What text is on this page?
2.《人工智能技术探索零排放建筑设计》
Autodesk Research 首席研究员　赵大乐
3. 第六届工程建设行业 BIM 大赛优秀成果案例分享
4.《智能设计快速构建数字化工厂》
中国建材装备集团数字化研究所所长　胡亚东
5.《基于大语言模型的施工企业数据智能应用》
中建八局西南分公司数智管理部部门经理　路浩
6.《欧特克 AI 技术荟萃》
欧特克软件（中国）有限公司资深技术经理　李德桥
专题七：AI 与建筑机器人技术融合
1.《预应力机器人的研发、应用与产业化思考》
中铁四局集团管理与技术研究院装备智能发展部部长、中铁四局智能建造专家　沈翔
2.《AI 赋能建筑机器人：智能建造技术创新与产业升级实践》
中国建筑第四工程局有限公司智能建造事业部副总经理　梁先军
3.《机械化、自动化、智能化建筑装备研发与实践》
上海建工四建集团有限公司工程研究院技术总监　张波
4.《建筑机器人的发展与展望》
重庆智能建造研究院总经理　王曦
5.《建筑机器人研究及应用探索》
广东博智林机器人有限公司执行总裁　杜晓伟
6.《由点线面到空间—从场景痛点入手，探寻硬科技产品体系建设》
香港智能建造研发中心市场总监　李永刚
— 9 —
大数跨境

■ **Written exercise**
Quote all of the entries exactly as they appear.

■ **Written response**
What text is on this page?
2.《人工智能技术探索零排放建筑设计》
Autodesk Research 首席研究员　赵大乐
3. 第六届工程建设行业 BIM 大赛优秀成果案例分享
4.《智能设计快速构建数字化工厂》
中国建材装备集团数字化研究所所长　胡亚东
5.《基于大语言模型的施工企业数据智能应用》
中建八局西南分公司数智管理部部门经理　路浩
6.《欧特克 AI 技术荟萃》
欧特克软件（中国）有限公司资深技术经理　李德桥
专题七：AI 与建筑机器人技术融合
1.《预应力机器人的研发、应用与产业化思考》
中铁四局集团管理与技术研究院装备智能发展部部长、中铁四局智能建造专家　沈翔
2.《AI 赋能建筑机器人：智能建造技术创新与产业升级实践》
中国建筑第四工程局有限公司智能建造事业部副总经理　梁先军
3.《机械化、自动化、智能化建筑装备研发与实践》
上海建工四建集团有限公司工程研究院技术总监　张波
4.《建筑机器人的发展与展望》
重庆智能建造研究院总经理　王曦
5.《建筑机器人研究及应用探索》
广东博智林机器人有限公司执行总裁　杜晓伟
6.《由点线面到空间—从场景痛点入手，探寻硬科技产品体系建设》
香港智能建造研发中心市场总监　李永刚
— 9 —
大数跨境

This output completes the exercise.